- **Aim of the task**: Check each line below for the word "Cost", and copy those that have it.

- **Data entries**:
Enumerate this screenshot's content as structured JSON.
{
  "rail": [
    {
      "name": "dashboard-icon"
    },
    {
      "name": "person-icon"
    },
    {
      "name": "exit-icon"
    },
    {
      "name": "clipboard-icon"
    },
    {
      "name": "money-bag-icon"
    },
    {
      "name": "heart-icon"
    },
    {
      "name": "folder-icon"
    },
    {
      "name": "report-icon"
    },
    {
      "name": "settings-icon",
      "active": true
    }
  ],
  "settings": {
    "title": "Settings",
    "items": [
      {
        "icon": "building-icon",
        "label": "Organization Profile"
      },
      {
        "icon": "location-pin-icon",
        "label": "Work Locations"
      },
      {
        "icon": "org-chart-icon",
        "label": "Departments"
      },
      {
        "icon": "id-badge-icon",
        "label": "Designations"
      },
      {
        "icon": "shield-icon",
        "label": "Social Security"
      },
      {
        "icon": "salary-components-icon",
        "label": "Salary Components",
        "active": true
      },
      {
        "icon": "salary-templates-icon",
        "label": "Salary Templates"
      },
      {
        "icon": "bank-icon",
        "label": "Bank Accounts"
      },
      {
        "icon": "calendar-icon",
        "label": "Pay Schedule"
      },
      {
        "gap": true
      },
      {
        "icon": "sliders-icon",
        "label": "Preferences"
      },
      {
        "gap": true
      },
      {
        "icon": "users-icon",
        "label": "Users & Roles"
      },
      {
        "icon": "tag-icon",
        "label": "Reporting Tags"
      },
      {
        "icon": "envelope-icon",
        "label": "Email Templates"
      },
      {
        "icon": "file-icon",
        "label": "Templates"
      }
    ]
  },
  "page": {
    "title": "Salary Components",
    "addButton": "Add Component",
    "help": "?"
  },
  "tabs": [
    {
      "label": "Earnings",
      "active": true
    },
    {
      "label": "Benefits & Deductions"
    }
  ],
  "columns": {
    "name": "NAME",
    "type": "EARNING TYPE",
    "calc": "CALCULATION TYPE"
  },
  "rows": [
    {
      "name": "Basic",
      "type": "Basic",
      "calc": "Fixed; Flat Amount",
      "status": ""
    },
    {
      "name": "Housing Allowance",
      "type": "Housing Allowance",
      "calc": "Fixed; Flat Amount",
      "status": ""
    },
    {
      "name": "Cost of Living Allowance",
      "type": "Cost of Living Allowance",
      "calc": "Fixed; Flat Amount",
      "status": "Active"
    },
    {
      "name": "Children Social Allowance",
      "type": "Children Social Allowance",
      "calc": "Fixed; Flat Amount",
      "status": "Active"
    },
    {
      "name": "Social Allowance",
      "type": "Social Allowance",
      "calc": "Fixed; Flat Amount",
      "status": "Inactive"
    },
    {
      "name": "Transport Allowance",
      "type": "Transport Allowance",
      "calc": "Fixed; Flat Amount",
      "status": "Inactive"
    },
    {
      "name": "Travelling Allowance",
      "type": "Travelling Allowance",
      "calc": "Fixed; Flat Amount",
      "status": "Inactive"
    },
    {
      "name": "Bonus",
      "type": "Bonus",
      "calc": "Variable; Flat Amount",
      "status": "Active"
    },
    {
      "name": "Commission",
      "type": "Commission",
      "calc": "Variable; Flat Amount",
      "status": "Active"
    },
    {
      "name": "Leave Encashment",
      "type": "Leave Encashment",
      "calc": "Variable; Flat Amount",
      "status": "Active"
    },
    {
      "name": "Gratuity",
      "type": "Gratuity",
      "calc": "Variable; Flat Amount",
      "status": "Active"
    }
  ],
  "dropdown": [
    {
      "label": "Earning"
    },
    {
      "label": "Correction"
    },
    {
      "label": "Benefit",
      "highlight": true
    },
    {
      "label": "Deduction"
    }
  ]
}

- **The solution**:
      "name": "Cost of Living Allowance",
      "type": "Cost of Living Allowance",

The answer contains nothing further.